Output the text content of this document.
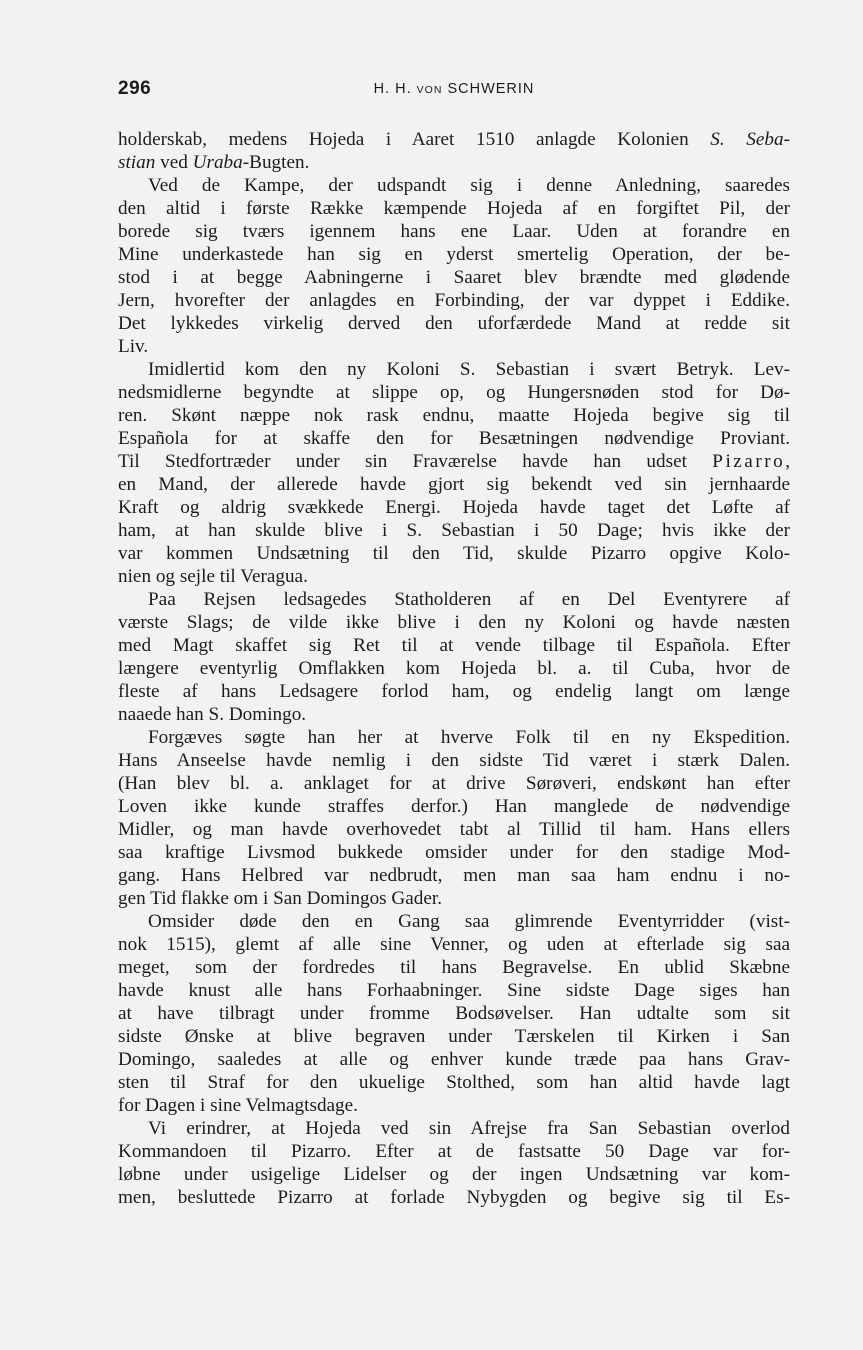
296	H. H. VON SCHWERIN
holderskab, medens Hojeda i Aaret 1510 anlagde Kolonien S. Seba-
stian ved Uraba-Bugten.
Ved de Kampe, der udspandt sig i denne Anledning, saaredes
den altid i første Række kæmpende Hojeda af en forgiftet Pil, der
borede sig tværs igennem hans ene Laar. Uden at forandre en
Mine underkastede han sig en yderst smertelig Operation, der be-
stod i at begge Aabningerne i Saaret blev brændte med glødende
Jern, hvorefter der anlagdes en Forbinding, der var dyppet i Eddike.
Det lykkedes virkelig derved den uforfærdede Mand at redde sit
Liv.
Imidlertid kom den ny Koloni S. Sebastian i svært Betryk. Lev-
nedsmidlerne begyndte at slippe op, og Hungersnøden stod for Dø-
ren. Skønt næppe nok rask endnu, maatte Hojeda begive sig til
Española for at skaffe den for Besætningen nødvendige Proviant.
Til Stedfortræder under sin Fraværelse havde han udset Pizarro,
en Mand, der allerede havde gjort sig bekendt ved sin jernhaarde
Kraft og aldrig svækkede Energi. Hojeda havde taget det Løfte af
ham, at han skulde blive i S. Sebastian i 50 Dage; hvis ikke der
var kommen Undsætning til den Tid, skulde Pizarro opgive Kolo-
nien og sejle til Veragua.
Paa Rejsen ledsagedes Statholderen af en Del Eventyrere af
værste Slags; de vilde ikke blive i den ny Koloni og havde næsten
med Magt skaffet sig Ret til at vende tilbage til Española. Efter
længere eventyrlig Omflakken kom Hojeda bl. a. til Cuba, hvor de
fleste af hans Ledsagere forlod ham, og endelig langt om længe
naaede han S. Domingo.
Forgæves søgte han her at hverve Folk til en ny Ekspedition.
Hans Anseelse havde nemlig i den sidste Tid været i stærk Dalen.
(Han blev bl. a. anklaget for at drive Sørøveri, endskønt han efter
Loven ikke kunde straffes derfor.) Han manglede de nødvendige
Midler, og man havde overhovedet tabt al Tillid til ham. Hans ellers
saa kraftige Livsmod bukkede omsider under for den stadige Mod-
gang. Hans Helbred var nedbrudt, men man saa ham endnu i no-
gen Tid flakke om i San Domingos Gader.
Omsider døde den en Gang saa glimrende Eventyrridder (vist-
nok 1515), glemt af alle sine Venner, og uden at efterlade sig saa
meget, som der fordredes til hans Begravelse. En ublid Skæbne
havde knust alle hans Forhaabninger. Sine sidste Dage siges han
at have tilbragt under fromme Bodsøvelser. Han udtalte som sit
sidste Ønske at blive begraven under Tærskelen til Kirken i San
Domingo, saaledes at alle og enhver kunde træde paa hans Grav-
sten til Straf for den ukuelige Stolthed, som han altid havde lagt
for Dagen i sine Velmagtsdage.
Vi erindrer, at Hojeda ved sin Afrejse fra San Sebastian overlod
Kommandoen til Pizarro. Efter at de fastsatte 50 Dage var for-
løbne under usigelige Lidelser og der ingen Undsætning var kom-
men, besluttede Pizarro at forlade Nybygden og begive sig til Es-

______

WHAT TO DO >> Write out the entries above verbatim; the pictures do not belong in your copy.

RIGHT ANSWER >>
Output the text content of this document.
296	H. H. VON SCHWERIN
holderskab, medens Hojeda i Aaret 1510 anlagde Kolonien S. Seba-
stian ved Uraba-Bugten.
Ved de Kampe, der udspandt sig i denne Anledning, saaredes
den altid i første Række kæmpende Hojeda af en forgiftet Pil, der
borede sig tværs igennem hans ene Laar. Uden at forandre en
Mine underkastede han sig en yderst smertelig Operation, der be-
stod i at begge Aabningerne i Saaret blev brændte med glødende
Jern, hvorefter der anlagdes en Forbinding, der var dyppet i Eddike.
Det lykkedes virkelig derved den uforfærdede Mand at redde sit
Liv.
Imidlertid kom den ny Koloni S. Sebastian i svært Betryk. Lev-
nedsmidlerne begyndte at slippe op, og Hungersnøden stod for Dø-
ren. Skønt næppe nok rask endnu, maatte Hojeda begive sig til
Española for at skaffe den for Besætningen nødvendige Proviant.
Til Stedfortræder under sin Fraværelse havde han udset Pizarro,
en Mand, der allerede havde gjort sig bekendt ved sin jernhaarde
Kraft og aldrig svækkede Energi. Hojeda havde taget det Løfte af
ham, at han skulde blive i S. Sebastian i 50 Dage; hvis ikke der
var kommen Undsætning til den Tid, skulde Pizarro opgive Kolo-
nien og sejle til Veragua.
Paa Rejsen ledsagedes Statholderen af en Del Eventyrere af
værste Slags; de vilde ikke blive i den ny Koloni og havde næsten
med Magt skaffet sig Ret til at vende tilbage til Española. Efter
længere eventyrlig Omflakken kom Hojeda bl. a. til Cuba, hvor de
fleste af hans Ledsagere forlod ham, og endelig langt om længe
naaede han S. Domingo.
Forgæves søgte han her at hverve Folk til en ny Ekspedition.
Hans Anseelse havde nemlig i den sidste Tid været i stærk Dalen.
(Han blev bl. a. anklaget for at drive Sørøveri, endskønt han efter
Loven ikke kunde straffes derfor.) Han manglede de nødvendige
Midler, og man havde overhovedet tabt al Tillid til ham. Hans ellers
saa kraftige Livsmod bukkede omsider under for den stadige Mod-
gang. Hans Helbred var nedbrudt, men man saa ham endnu i no-
gen Tid flakke om i San Domingos Gader.
Omsider døde den en Gang saa glimrende Eventyrridder (vist-
nok 1515), glemt af alle sine Venner, og uden at efterlade sig saa
meget, som der fordredes til hans Begravelse. En ublid Skæbne
havde knust alle hans Forhaabninger. Sine sidste Dage siges han
at have tilbragt under fromme Bodsøvelser. Han udtalte som sit
sidste Ønske at blive begraven under Tærskelen til Kirken i San
Domingo, saaledes at alle og enhver kunde træde paa hans Grav-
sten til Straf for den ukuelige Stolthed, som han altid havde lagt
for Dagen i sine Velmagtsdage.
Vi erindrer, at Hojeda ved sin Afrejse fra San Sebastian overlod
Kommandoen til Pizarro. Efter at de fastsatte 50 Dage var for-
løbne under usigelige Lidelser og der ingen Undsætning var kom-
men, besluttede Pizarro at forlade Nybygden og begive sig til Es-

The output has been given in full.